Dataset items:
---
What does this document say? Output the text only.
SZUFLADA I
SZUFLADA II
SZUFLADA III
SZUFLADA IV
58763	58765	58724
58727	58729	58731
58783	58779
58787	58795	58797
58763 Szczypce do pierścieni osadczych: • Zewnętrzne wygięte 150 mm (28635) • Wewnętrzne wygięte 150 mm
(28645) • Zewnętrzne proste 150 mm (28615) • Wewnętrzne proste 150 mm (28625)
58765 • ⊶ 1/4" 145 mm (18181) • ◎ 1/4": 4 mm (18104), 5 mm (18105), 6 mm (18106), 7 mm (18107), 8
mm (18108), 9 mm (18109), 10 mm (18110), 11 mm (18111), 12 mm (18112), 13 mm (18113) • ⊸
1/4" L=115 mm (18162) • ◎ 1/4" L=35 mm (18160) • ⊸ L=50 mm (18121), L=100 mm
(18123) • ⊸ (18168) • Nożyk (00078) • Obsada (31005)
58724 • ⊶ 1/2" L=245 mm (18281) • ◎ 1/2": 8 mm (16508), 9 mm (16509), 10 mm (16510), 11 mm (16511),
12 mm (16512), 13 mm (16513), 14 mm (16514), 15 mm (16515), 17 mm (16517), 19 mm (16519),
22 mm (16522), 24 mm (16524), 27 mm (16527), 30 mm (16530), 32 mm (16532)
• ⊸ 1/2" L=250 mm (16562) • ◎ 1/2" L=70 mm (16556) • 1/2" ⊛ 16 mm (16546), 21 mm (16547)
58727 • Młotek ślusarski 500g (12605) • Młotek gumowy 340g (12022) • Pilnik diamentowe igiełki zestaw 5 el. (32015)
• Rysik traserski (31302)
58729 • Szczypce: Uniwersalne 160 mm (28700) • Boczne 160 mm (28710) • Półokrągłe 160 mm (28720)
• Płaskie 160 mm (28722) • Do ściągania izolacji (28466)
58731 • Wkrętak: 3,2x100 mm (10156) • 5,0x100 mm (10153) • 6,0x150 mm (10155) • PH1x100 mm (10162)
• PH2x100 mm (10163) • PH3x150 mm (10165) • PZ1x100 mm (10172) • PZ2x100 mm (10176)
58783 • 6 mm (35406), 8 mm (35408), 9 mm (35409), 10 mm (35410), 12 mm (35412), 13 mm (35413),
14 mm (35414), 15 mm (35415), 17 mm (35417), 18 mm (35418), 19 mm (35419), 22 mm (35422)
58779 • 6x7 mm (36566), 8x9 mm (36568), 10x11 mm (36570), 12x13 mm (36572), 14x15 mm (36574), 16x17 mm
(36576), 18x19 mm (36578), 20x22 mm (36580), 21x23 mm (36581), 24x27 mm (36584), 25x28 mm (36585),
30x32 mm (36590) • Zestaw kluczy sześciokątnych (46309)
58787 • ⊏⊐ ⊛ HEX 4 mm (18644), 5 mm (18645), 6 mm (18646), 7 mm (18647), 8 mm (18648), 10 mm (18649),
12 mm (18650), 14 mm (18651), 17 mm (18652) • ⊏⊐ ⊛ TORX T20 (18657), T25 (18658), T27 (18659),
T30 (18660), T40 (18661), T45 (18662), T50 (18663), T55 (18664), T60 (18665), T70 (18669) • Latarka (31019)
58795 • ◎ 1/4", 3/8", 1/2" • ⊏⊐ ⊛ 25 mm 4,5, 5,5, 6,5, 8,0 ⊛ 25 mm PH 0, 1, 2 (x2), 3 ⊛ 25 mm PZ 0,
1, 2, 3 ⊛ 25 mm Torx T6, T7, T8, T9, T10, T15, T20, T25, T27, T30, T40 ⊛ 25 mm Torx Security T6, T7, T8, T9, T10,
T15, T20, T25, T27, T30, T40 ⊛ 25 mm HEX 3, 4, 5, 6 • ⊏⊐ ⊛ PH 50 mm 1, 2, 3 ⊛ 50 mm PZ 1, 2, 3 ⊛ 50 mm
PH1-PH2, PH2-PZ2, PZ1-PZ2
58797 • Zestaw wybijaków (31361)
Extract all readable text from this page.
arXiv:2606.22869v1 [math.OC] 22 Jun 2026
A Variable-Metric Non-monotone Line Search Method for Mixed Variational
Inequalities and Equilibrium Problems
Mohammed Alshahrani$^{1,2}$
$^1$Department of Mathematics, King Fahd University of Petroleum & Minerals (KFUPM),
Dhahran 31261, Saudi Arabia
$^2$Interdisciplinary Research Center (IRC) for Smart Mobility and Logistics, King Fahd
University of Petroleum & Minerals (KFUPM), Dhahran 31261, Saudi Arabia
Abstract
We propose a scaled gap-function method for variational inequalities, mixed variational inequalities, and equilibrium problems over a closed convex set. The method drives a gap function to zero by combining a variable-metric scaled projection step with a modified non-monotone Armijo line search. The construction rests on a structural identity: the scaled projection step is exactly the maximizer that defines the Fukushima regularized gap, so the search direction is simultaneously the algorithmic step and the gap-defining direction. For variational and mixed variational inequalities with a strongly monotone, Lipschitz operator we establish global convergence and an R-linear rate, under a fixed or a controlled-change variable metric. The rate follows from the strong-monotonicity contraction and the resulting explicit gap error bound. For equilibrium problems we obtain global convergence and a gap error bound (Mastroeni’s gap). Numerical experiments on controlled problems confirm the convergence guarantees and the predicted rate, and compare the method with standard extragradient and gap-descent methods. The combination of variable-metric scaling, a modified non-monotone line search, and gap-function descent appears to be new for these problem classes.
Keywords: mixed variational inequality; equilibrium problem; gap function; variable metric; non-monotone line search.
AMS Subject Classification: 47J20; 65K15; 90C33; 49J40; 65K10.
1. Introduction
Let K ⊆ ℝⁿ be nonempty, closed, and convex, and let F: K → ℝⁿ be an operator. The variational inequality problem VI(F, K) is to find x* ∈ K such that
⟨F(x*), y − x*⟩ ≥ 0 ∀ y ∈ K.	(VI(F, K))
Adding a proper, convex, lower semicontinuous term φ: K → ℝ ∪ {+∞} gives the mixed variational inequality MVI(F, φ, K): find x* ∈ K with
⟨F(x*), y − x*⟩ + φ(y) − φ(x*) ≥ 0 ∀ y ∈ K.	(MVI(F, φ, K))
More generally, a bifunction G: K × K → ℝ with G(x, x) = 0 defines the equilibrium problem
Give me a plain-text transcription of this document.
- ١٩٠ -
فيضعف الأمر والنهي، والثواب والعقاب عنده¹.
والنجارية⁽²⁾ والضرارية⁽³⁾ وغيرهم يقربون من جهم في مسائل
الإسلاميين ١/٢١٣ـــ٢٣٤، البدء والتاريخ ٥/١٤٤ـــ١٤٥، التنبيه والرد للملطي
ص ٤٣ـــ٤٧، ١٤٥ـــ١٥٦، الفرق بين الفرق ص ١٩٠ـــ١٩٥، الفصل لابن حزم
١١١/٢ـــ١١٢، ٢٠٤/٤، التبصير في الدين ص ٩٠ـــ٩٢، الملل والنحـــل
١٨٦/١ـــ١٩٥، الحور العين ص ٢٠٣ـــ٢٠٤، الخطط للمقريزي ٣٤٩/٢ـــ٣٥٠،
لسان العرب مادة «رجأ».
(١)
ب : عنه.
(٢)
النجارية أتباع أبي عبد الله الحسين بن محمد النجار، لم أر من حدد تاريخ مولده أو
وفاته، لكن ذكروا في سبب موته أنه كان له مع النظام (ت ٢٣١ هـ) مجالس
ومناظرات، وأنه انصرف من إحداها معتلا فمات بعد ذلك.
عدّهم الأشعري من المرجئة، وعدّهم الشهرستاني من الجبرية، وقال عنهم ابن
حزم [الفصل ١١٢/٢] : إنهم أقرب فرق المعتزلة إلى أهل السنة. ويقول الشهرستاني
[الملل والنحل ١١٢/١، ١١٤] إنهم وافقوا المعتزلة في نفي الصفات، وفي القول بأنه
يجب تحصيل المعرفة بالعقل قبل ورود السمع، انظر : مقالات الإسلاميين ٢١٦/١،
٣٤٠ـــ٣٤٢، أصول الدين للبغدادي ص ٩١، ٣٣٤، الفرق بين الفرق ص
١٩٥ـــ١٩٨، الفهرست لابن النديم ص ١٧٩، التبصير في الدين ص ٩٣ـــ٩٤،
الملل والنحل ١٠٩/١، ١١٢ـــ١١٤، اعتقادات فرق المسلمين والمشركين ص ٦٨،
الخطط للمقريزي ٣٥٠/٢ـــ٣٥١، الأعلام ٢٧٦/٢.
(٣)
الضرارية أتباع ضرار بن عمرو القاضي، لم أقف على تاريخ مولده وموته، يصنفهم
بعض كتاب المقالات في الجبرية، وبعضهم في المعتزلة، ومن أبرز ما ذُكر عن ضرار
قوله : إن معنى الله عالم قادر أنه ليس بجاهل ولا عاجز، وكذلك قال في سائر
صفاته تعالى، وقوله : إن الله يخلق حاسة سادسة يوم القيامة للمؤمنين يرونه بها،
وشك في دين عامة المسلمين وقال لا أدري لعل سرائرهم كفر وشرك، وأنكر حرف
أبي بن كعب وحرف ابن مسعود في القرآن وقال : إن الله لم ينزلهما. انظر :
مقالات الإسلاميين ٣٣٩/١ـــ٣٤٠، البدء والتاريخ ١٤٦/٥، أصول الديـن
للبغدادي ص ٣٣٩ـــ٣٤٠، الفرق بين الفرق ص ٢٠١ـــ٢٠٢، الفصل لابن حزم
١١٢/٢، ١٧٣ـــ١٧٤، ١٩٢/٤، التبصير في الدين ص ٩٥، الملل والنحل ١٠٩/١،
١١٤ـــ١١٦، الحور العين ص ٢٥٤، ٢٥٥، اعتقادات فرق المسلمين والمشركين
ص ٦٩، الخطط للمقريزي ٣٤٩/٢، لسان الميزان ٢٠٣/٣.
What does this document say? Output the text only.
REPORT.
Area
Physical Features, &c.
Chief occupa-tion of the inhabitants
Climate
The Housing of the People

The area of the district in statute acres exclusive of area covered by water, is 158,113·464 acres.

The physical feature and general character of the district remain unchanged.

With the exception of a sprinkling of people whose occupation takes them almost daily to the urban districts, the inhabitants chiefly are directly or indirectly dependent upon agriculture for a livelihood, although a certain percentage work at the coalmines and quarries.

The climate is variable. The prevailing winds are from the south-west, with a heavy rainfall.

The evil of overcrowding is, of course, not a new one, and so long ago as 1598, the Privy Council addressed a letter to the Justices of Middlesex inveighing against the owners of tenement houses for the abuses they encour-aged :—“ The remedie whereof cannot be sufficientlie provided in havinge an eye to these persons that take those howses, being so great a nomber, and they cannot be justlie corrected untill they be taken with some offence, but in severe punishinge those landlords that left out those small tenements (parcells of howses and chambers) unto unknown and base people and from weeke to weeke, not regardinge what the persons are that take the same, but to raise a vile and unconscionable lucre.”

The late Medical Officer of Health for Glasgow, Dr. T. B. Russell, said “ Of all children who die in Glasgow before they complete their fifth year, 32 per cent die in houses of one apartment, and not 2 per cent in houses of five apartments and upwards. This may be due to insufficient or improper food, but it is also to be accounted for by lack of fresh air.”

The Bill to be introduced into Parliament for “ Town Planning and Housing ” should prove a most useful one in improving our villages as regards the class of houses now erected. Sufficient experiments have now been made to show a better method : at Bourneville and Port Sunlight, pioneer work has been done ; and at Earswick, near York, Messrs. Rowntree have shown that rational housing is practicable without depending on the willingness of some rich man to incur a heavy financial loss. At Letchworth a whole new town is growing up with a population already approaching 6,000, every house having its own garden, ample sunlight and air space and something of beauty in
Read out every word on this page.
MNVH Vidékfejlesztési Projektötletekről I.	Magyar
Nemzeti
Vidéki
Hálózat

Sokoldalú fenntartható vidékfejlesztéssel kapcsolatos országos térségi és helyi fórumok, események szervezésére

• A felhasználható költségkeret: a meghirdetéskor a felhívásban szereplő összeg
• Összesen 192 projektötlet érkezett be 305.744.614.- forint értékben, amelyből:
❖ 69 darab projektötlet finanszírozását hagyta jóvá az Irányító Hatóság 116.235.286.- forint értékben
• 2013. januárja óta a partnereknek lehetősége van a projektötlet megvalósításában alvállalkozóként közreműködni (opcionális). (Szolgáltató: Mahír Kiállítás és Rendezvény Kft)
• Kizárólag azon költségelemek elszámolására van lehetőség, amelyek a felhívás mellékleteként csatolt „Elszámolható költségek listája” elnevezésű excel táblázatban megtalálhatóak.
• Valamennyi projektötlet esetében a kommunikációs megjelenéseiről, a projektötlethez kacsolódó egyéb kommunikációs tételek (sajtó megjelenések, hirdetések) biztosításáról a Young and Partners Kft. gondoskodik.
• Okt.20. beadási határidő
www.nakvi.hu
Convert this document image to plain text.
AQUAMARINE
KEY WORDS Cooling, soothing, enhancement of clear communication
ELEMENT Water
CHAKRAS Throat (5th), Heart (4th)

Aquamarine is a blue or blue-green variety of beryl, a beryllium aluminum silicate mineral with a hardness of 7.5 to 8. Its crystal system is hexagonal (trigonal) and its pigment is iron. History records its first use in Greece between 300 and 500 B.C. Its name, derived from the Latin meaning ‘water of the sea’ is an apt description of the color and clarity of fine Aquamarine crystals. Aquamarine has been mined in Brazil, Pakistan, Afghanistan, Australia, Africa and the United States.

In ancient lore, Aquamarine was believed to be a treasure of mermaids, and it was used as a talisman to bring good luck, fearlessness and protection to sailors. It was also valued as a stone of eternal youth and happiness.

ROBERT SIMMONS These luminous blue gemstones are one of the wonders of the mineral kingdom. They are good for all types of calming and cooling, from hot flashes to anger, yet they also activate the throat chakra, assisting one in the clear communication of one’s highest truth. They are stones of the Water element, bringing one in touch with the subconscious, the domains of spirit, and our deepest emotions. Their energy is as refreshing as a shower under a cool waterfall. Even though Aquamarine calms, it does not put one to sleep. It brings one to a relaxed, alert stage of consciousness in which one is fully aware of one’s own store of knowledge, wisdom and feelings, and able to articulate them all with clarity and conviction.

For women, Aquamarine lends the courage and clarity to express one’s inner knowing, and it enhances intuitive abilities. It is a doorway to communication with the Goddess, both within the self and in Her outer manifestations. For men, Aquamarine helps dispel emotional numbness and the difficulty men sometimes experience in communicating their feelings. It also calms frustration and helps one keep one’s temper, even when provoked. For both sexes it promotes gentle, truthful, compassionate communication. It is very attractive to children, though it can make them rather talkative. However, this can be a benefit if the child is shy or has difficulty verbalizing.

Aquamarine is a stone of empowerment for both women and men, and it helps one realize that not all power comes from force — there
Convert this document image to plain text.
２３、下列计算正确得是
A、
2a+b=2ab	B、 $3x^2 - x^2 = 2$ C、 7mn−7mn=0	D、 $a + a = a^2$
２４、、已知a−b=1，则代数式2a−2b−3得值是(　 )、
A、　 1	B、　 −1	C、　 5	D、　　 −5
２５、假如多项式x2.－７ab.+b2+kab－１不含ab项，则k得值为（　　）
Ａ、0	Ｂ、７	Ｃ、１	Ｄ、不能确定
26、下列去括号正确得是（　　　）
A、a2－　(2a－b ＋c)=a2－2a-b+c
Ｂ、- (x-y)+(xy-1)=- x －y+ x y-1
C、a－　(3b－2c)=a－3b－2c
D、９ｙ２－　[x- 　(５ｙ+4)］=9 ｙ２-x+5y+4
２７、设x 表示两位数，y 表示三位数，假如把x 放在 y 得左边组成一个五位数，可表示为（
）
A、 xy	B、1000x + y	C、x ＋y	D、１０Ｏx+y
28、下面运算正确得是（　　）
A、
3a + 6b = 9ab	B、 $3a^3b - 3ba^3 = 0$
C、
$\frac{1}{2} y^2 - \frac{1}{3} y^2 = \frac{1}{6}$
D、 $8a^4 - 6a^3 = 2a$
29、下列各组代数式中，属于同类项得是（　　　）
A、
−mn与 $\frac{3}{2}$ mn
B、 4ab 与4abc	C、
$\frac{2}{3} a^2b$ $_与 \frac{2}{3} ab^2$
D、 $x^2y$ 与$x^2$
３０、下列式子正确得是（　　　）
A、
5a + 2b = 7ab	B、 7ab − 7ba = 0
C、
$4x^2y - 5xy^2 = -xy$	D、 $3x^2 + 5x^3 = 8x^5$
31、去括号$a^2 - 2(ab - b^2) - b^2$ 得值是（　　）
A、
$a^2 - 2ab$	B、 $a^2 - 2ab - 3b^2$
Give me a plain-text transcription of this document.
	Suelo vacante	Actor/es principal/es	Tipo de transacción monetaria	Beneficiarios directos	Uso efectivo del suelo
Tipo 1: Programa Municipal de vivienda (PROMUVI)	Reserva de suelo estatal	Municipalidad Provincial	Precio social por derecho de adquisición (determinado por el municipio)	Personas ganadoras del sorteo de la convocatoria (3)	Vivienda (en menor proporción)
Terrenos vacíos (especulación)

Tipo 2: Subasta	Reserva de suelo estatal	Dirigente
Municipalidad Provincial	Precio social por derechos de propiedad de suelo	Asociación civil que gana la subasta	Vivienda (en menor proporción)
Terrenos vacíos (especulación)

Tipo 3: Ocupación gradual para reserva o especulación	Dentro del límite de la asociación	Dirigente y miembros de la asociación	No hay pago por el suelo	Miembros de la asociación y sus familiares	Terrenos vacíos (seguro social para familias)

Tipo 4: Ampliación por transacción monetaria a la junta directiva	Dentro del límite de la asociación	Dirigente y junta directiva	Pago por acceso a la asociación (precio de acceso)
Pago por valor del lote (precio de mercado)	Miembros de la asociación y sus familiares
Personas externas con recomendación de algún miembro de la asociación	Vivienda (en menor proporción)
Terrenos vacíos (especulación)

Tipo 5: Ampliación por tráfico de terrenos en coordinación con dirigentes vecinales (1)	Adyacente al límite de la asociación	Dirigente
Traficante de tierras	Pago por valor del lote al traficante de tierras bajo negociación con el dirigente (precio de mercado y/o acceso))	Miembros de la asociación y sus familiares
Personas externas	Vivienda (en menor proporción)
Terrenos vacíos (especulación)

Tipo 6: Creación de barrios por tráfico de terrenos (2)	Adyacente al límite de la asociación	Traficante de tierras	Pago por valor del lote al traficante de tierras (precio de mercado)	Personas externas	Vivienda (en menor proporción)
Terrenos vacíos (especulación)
---
**Task objective**
Scan the entries above. Copy each line that has the string "Adyacente".

**Correct result**
Tipo 5: Ampliación por tráfico de terrenos en coordinación con dirigentes vecinales (1)	Adyacente al límite de la asociación	Dirigente
Tipo 6: Creación de barrios por tráfico de terrenos (2)	Adyacente al límite de la asociación	Traficante de tierras	Pago por valor del lote al traficante de tierras (precio de mercado)	Personas externas	Vivienda (en menor proporción)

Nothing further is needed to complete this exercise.